**Problem**
Write out the listing below exactly, and omit any images you find in it.

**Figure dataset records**
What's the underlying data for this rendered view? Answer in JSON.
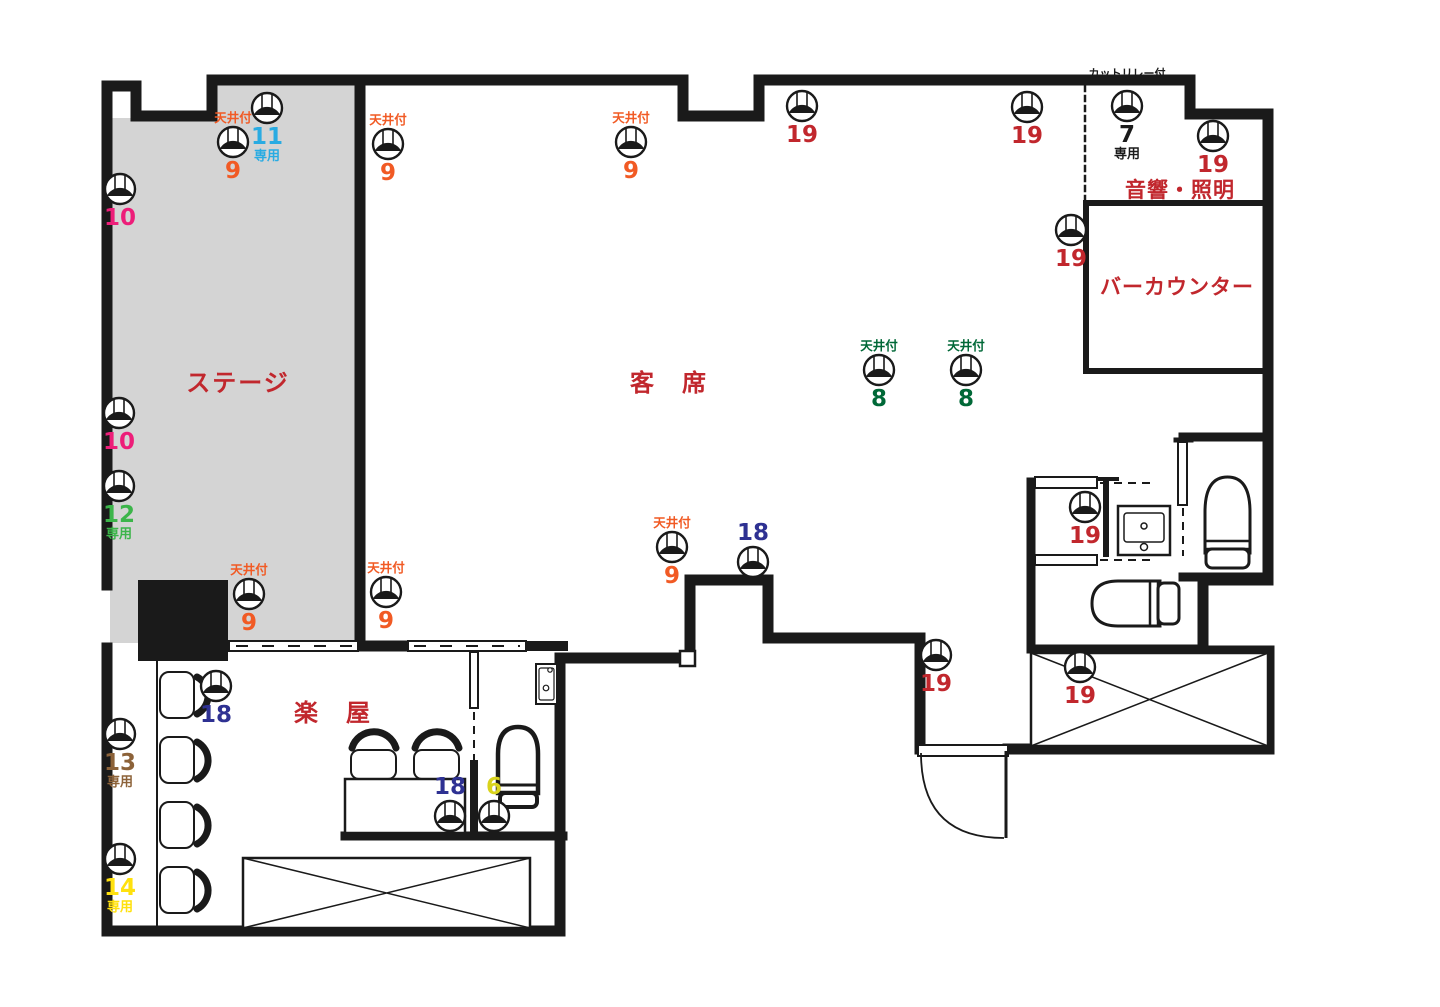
{
  "palette": {
    "orange": "#F15A24",
    "red": "#C1272D",
    "pink": "#ED1E79",
    "skyblue": "#29ABE2",
    "green": "#3CB54A",
    "darkgreen": "#006837",
    "navy": "#2E3192",
    "brown": "#8C6239",
    "yellow": "#FFE10E",
    "olive": "#D9D31C",
    "black": "#1A1A1A",
    "wall": "#1A1A1A",
    "stage_fill": "#D4D4D4"
  },
  "terms": {
    "ceiling_label": "天井付",
    "exclusive_label": "専用"
  },
  "rooms": {
    "stage": {
      "label": "ステージ"
    },
    "seats": {
      "label": "客　席"
    },
    "gakuya": {
      "label": "楽　屋"
    },
    "sound": {
      "label": "音響・照明"
    },
    "bar": {
      "label": "バーカウンター"
    }
  },
  "annotations": {
    "cut_relay": {
      "label": "カットリレー付"
    }
  },
  "fixtures": [
    {
      "x": 267,
      "y": 108,
      "num": "11",
      "color": "skyblue",
      "senyou": true
    },
    {
      "x": 233,
      "y": 142,
      "num": "9",
      "color": "orange",
      "ceiling": true
    },
    {
      "x": 120,
      "y": 189,
      "num": "10",
      "color": "pink"
    },
    {
      "x": 119,
      "y": 413,
      "num": "10",
      "color": "pink"
    },
    {
      "x": 119,
      "y": 486,
      "num": "12",
      "color": "green",
      "senyou": true
    },
    {
      "x": 249,
      "y": 594,
      "num": "9",
      "color": "orange",
      "ceiling": true
    },
    {
      "x": 386,
      "y": 592,
      "num": "9",
      "color": "orange",
      "ceiling": true
    },
    {
      "x": 388,
      "y": 144,
      "num": "9",
      "color": "orange",
      "ceiling": true
    },
    {
      "x": 631,
      "y": 142,
      "num": "9",
      "color": "orange",
      "ceiling": true
    },
    {
      "x": 802,
      "y": 106,
      "num": "19",
      "color": "red"
    },
    {
      "x": 1027,
      "y": 107,
      "num": "19",
      "color": "red"
    },
    {
      "x": 1127,
      "y": 106,
      "num": "7",
      "color": "black",
      "senyou": true
    },
    {
      "x": 1213,
      "y": 136,
      "num": "19",
      "color": "red"
    },
    {
      "x": 1071,
      "y": 230,
      "num": "19",
      "color": "red"
    },
    {
      "x": 879,
      "y": 370,
      "num": "8",
      "color": "darkgreen",
      "ceiling": true
    },
    {
      "x": 966,
      "y": 370,
      "num": "8",
      "color": "darkgreen",
      "ceiling": true
    },
    {
      "x": 672,
      "y": 547,
      "num": "9",
      "color": "orange",
      "ceiling": true
    },
    {
      "x": 753,
      "y": 562,
      "num": "18",
      "color": "navy",
      "label_above": true
    },
    {
      "x": 936,
      "y": 655,
      "num": "19",
      "color": "red"
    },
    {
      "x": 1085,
      "y": 507,
      "num": "19",
      "color": "red"
    },
    {
      "x": 1080,
      "y": 667,
      "num": "19",
      "color": "red"
    },
    {
      "x": 216,
      "y": 686,
      "num": "18",
      "color": "navy"
    },
    {
      "x": 120,
      "y": 734,
      "num": "13",
      "color": "brown",
      "senyou": true
    },
    {
      "x": 120,
      "y": 859,
      "num": "14",
      "color": "yellow",
      "senyou": true
    },
    {
      "x": 450,
      "y": 816,
      "num": "18",
      "color": "navy",
      "label_above": true
    },
    {
      "x": 494,
      "y": 816,
      "num": "6",
      "color": "olive",
      "label_above": true
    }
  ]
}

**Solution to the problem**
What's the underlying data for this rendered view? Answer in JSON.
{
  "palette": {
    "orange": "#F15A24",
    "red": "#C1272D",
    "pink": "#ED1E79",
    "skyblue": "#29ABE2",
    "green": "#3CB54A",
    "darkgreen": "#006837",
    "navy": "#2E3192",
    "brown": "#8C6239",
    "yellow": "#FFE10E",
    "olive": "#D9D31C",
    "black": "#1A1A1A",
    "wall": "#1A1A1A",
    "stage_fill": "#D4D4D4"
  },
  "terms": {
    "ceiling_label": "天井付",
    "exclusive_label": "専用"
  },
  "rooms": {
    "stage": {
      "label": "ステージ"
    },
    "seats": {
      "label": "客　席"
    },
    "gakuya": {
      "label": "楽　屋"
    },
    "sound": {
      "label": "音響・照明"
    },
    "bar": {
      "label": "バーカウンター"
    }
  },
  "annotations": {
    "cut_relay": {
      "label": "カットリレー付"
    }
  },
  "fixtures": [
    {
      "x": 267,
      "y": 108,
      "num": "11",
      "color": "skyblue",
      "senyou": true
    },
    {
      "x": 233,
      "y": 142,
      "num": "9",
      "color": "orange",
      "ceiling": true
    },
    {
      "x": 120,
      "y": 189,
      "num": "10",
      "color": "pink"
    },
    {
      "x": 119,
      "y": 413,
      "num": "10",
      "color": "pink"
    },
    {
      "x": 119,
      "y": 486,
      "num": "12",
      "color": "green",
      "senyou": true
    },
    {
      "x": 249,
      "y": 594,
      "num": "9",
      "color": "orange",
      "ceiling": true
    },
    {
      "x": 386,
      "y": 592,
      "num": "9",
      "color": "orange",
      "ceiling": true
    },
    {
      "x": 388,
      "y": 144,
      "num": "9",
      "color": "orange",
      "ceiling": true
    },
    {
      "x": 631,
      "y": 142,
      "num": "9",
      "color": "orange",
      "ceiling": true
    },
    {
      "x": 802,
      "y": 106,
      "num": "19",
      "color": "red"
    },
    {
      "x": 1027,
      "y": 107,
      "num": "19",
      "color": "red"
    },
    {
      "x": 1127,
      "y": 106,
      "num": "7",
      "color": "black",
      "senyou": true
    },
    {
      "x": 1213,
      "y": 136,
      "num": "19",
      "color": "red"
    },
    {
      "x": 1071,
      "y": 230,
      "num": "19",
      "color": "red"
    },
    {
      "x": 879,
      "y": 370,
      "num": "8",
      "color": "darkgreen",
      "ceiling": true
    },
    {
      "x": 966,
      "y": 370,
      "num": "8",
      "color": "darkgreen",
      "ceiling": true
    },
    {
      "x": 672,
      "y": 547,
      "num": "9",
      "color": "orange",
      "ceiling": true
    },
    {
      "x": 753,
      "y": 562,
      "num": "18",
      "color": "navy",
      "label_above": true
    },
    {
      "x": 936,
      "y": 655,
      "num": "19",
      "color": "red"
    },
    {
      "x": 1085,
      "y": 507,
      "num": "19",
      "color": "red"
    },
    {
      "x": 1080,
      "y": 667,
      "num": "19",
      "color": "red"
    },
    {
      "x": 216,
      "y": 686,
      "num": "18",
      "color": "navy"
    },
    {
      "x": 120,
      "y": 734,
      "num": "13",
      "color": "brown",
      "senyou": true
    },
    {
      "x": 120,
      "y": 859,
      "num": "14",
      "color": "yellow",
      "senyou": true
    },
    {
      "x": 450,
      "y": 816,
      "num": "18",
      "color": "navy",
      "label_above": true
    },
    {
      "x": 494,
      "y": 816,
      "num": "6",
      "color": "olive",
      "label_above": true
    }
  ]
}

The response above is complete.